_Stated task_:
Wherever the word "this" appears in a line, extract that line.

_Dataset records_:
--
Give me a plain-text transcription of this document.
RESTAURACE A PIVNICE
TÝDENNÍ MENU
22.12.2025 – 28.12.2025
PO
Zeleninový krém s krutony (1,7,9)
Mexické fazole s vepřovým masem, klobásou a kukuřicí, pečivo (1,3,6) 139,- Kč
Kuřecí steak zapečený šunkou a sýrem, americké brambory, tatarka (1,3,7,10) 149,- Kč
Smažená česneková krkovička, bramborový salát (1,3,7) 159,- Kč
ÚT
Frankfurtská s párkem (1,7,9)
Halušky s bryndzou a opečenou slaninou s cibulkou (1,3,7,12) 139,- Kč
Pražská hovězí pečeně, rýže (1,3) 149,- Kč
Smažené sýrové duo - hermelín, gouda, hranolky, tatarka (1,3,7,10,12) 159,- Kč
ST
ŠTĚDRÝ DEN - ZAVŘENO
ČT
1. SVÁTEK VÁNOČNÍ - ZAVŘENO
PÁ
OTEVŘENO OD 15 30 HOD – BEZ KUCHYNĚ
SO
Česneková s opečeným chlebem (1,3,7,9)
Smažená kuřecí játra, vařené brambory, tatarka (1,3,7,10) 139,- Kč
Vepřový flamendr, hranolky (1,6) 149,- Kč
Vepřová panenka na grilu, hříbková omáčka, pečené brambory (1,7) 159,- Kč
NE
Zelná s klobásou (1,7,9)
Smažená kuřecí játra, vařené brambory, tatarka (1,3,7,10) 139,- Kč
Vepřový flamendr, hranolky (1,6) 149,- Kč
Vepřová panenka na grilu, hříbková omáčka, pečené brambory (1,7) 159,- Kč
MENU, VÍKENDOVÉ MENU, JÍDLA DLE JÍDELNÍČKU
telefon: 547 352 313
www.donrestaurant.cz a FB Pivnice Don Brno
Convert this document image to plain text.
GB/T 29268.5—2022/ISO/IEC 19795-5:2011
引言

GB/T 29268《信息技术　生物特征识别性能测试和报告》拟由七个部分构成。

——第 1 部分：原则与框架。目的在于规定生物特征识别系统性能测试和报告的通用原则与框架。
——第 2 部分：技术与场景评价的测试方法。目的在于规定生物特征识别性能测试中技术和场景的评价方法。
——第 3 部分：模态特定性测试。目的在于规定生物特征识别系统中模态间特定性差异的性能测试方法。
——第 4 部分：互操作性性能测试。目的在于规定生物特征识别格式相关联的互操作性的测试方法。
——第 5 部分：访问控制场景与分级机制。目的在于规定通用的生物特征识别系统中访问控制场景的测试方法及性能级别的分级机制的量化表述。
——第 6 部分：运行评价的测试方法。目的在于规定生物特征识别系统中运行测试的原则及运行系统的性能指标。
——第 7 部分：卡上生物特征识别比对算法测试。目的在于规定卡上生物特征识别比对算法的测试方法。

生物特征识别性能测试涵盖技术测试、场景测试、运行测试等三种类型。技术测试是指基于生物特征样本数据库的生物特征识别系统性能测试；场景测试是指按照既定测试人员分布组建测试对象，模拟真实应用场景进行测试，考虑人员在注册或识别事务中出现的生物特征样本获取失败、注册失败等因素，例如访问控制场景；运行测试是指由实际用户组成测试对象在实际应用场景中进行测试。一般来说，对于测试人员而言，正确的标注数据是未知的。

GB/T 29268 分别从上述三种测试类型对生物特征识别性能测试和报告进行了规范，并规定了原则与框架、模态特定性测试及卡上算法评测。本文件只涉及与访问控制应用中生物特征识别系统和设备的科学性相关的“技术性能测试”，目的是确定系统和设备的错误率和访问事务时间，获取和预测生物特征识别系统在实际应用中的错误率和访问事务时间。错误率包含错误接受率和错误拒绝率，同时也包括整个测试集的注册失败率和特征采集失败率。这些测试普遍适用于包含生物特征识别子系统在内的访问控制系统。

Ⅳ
--
_Exercise output_:
Give me a plain-text transcription of this document.
Convert this document image to plain text.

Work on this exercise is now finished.